- WORK REQUIRED
Reproduce every entry in the listing without alteration.

- TASK INPUTS

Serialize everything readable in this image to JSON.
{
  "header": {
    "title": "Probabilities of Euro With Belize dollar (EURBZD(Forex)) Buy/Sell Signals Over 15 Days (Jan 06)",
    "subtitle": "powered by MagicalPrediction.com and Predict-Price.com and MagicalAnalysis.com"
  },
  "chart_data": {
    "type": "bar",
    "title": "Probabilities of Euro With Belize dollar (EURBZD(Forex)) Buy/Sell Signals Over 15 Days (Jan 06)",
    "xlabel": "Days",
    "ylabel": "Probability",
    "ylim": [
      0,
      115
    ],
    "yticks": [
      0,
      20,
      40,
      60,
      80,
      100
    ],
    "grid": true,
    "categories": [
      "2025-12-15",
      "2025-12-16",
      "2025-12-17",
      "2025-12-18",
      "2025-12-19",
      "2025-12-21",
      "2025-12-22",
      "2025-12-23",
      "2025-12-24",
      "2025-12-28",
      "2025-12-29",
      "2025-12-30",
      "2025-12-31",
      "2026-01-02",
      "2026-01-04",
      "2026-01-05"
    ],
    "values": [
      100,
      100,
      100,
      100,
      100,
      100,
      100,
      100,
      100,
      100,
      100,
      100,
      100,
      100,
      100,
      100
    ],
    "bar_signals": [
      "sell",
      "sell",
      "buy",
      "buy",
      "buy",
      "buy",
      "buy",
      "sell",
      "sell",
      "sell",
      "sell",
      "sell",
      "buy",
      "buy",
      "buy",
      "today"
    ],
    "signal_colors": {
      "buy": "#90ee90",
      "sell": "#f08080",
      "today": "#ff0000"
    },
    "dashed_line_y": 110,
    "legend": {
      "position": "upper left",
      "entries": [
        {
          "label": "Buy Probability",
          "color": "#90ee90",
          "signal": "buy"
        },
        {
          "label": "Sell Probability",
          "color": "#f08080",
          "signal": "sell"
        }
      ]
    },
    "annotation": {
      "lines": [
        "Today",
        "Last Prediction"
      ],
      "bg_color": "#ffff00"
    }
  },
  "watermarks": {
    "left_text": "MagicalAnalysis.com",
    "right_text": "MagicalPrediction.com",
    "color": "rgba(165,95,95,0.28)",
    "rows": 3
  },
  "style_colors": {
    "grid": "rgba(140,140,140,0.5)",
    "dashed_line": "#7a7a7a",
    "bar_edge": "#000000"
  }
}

- RESPONSE FOR THIS EXERCISE
Serialize everything readable in this image to JSON.
{
  "header": {
    "title": "Probabilities of Euro With Belize dollar (EURBZD(Forex)) Buy/Sell Signals Over 15 Days (Jan 06)",
    "subtitle": "powered by MagicalPrediction.com and Predict-Price.com and MagicalAnalysis.com"
  },
  "chart_data": {
    "type": "bar",
    "title": "Probabilities of Euro With Belize dollar (EURBZD(Forex)) Buy/Sell Signals Over 15 Days (Jan 06)",
    "xlabel": "Days",
    "ylabel": "Probability",
    "ylim": [
      0,
      115
    ],
    "yticks": [
      0,
      20,
      40,
      60,
      80,
      100
    ],
    "grid": true,
    "categories": [
      "2025-12-15",
      "2025-12-16",
      "2025-12-17",
      "2025-12-18",
      "2025-12-19",
      "2025-12-21",
      "2025-12-22",
      "2025-12-23",
      "2025-12-24",
      "2025-12-28",
      "2025-12-29",
      "2025-12-30",
      "2025-12-31",
      "2026-01-02",
      "2026-01-04",
      "2026-01-05"
    ],
    "values": [
      100,
      100,
      100,
      100,
      100,
      100,
      100,
      100,
      100,
      100,
      100,
      100,
      100,
      100,
      100,
      100
    ],
    "bar_signals": [
      "sell",
      "sell",
      "buy",
      "buy",
      "buy",
      "buy",
      "buy",
      "sell",
      "sell",
      "sell",
      "sell",
      "sell",
      "buy",
      "buy",
      "buy",
      "today"
    ],
    "signal_colors": {
      "buy": "#90ee90",
      "sell": "#f08080",
      "today": "#ff0000"
    },
    "dashed_line_y": 110,
    "legend": {
      "position": "upper left",
      "entries": [
        {
          "label": "Buy Probability",
          "color": "#90ee90",
          "signal": "buy"
        },
        {
          "label": "Sell Probability",
          "color": "#f08080",
          "signal": "sell"
        }
      ]
    },
    "annotation": {
      "lines": [
        "Today",
        "Last Prediction"
      ],
      "bg_color": "#ffff00"
    }
  },
  "watermarks": {
    "left_text": "MagicalAnalysis.com",
    "right_text": "MagicalPrediction.com",
    "color": "rgba(165,95,95,0.28)",
    "rows": 3
  },
  "style_colors": {
    "grid": "rgba(140,140,140,0.5)",
    "dashed_line": "#7a7a7a",
    "bar_edge": "#000000"
  }
}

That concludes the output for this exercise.